Input data:
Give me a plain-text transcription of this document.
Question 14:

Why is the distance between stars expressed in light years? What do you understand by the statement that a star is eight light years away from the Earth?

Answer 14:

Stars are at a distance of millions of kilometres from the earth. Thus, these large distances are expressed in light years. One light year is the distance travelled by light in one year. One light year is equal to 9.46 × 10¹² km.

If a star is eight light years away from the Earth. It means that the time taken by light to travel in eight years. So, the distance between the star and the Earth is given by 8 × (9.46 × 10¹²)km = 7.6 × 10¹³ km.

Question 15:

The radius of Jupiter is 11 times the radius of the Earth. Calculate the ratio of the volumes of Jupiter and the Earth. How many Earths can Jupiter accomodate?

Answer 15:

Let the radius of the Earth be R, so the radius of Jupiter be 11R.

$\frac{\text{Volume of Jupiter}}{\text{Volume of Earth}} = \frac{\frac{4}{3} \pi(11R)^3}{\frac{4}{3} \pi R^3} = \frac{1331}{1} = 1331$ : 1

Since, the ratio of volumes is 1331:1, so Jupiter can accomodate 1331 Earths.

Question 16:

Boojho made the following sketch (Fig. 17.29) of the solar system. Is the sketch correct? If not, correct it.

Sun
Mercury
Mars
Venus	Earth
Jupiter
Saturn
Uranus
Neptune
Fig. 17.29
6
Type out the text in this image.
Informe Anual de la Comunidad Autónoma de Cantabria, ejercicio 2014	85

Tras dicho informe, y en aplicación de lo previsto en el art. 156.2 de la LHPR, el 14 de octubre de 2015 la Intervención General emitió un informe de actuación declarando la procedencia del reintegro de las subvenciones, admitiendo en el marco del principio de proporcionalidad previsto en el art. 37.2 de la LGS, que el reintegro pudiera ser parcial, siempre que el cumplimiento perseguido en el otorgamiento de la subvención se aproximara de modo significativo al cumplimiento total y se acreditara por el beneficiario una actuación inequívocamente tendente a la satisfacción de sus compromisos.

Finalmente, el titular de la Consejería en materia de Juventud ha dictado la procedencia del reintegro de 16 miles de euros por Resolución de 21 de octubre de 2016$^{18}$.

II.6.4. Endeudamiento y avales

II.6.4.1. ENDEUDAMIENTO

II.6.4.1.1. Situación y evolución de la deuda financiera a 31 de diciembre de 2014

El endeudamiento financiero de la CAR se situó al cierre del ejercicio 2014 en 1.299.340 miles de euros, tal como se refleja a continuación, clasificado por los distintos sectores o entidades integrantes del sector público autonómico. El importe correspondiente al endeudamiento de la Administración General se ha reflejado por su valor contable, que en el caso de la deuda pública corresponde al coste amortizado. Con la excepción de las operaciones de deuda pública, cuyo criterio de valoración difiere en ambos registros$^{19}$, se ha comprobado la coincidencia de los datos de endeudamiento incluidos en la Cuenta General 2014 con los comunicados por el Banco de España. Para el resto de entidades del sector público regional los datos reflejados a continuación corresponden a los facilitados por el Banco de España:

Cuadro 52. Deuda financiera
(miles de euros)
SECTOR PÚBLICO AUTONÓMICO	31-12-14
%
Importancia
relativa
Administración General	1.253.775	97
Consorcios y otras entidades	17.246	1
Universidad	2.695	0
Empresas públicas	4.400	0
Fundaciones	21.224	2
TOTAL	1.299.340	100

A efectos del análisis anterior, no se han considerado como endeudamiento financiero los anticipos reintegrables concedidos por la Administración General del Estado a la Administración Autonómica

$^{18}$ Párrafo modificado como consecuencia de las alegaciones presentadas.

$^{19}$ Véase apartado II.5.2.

Instructions to follow: All the data must be duplicated exactly, with nothing added or removed.

Answer to the task:
Give me a plain-text transcription of this document.
Question 14:

Why is the distance between stars expressed in light years? What do you understand by the statement that a star is eight light years away from the Earth?

Answer 14:

Stars are at a distance of millions of kilometres from the earth. Thus, these large distances are expressed in light years. One light year is the distance travelled by light in one year. One light year is equal to 9.46 × 10¹² km.

If a star is eight light years away from the Earth. It means that the time taken by light to travel in eight years. So, the distance between the star and the Earth is given by 8 × (9.46 × 10¹²)km = 7.6 × 10¹³ km.

Question 15:

The radius of Jupiter is 11 times the radius of the Earth. Calculate the ratio of the volumes of Jupiter and the Earth. How many Earths can Jupiter accomodate?

Answer 15:

Let the radius of the Earth be R, so the radius of Jupiter be 11R.

$\frac{\text{Volume of Jupiter}}{\text{Volume of Earth}} = \frac{\frac{4}{3} \pi(11R)^3}{\frac{4}{3} \pi R^3} = \frac{1331}{1} = 1331$ : 1

Since, the ratio of volumes is 1331:1, so Jupiter can accomodate 1331 Earths.

Question 16:

Boojho made the following sketch (Fig. 17.29) of the solar system. Is the sketch correct? If not, correct it.

Sun
Mercury
Mars
Venus	Earth
Jupiter
Saturn
Uranus
Neptune
Fig. 17.29
6
Type out the text in this image.
Informe Anual de la Comunidad Autónoma de Cantabria, ejercicio 2014	85

Tras dicho informe, y en aplicación de lo previsto en el art. 156.2 de la LHPR, el 14 de octubre de 2015 la Intervención General emitió un informe de actuación declarando la procedencia del reintegro de las subvenciones, admitiendo en el marco del principio de proporcionalidad previsto en el art. 37.2 de la LGS, que el reintegro pudiera ser parcial, siempre que el cumplimiento perseguido en el otorgamiento de la subvención se aproximara de modo significativo al cumplimiento total y se acreditara por el beneficiario una actuación inequívocamente tendente a la satisfacción de sus compromisos.

Finalmente, el titular de la Consejería en materia de Juventud ha dictado la procedencia del reintegro de 16 miles de euros por Resolución de 21 de octubre de 2016$^{18}$.

II.6.4. Endeudamiento y avales

II.6.4.1. ENDEUDAMIENTO

II.6.4.1.1. Situación y evolución de la deuda financiera a 31 de diciembre de 2014

El endeudamiento financiero de la CAR se situó al cierre del ejercicio 2014 en 1.299.340 miles de euros, tal como se refleja a continuación, clasificado por los distintos sectores o entidades integrantes del sector público autonómico. El importe correspondiente al endeudamiento de la Administración General se ha reflejado por su valor contable, que en el caso de la deuda pública corresponde al coste amortizado. Con la excepción de las operaciones de deuda pública, cuyo criterio de valoración difiere en ambos registros$^{19}$, se ha comprobado la coincidencia de los datos de endeudamiento incluidos en la Cuenta General 2014 con los comunicados por el Banco de España. Para el resto de entidades del sector público regional los datos reflejados a continuación corresponden a los facilitados por el Banco de España:

Cuadro 52. Deuda financiera
(miles de euros)
SECTOR PÚBLICO AUTONÓMICO	31-12-14
%
Importancia
relativa
Administración General	1.253.775	97
Consorcios y otras entidades	17.246	1
Universidad	2.695	0
Empresas públicas	4.400	0
Fundaciones	21.224	2
TOTAL	1.299.340	100

A efectos del análisis anterior, no se han considerado como endeudamiento financiero los anticipos reintegrables concedidos por la Administración General del Estado a la Administración Autonómica

$^{18}$ Párrafo modificado como consecuencia de las alegaciones presentadas.

$^{19}$ Véase apartado II.5.2.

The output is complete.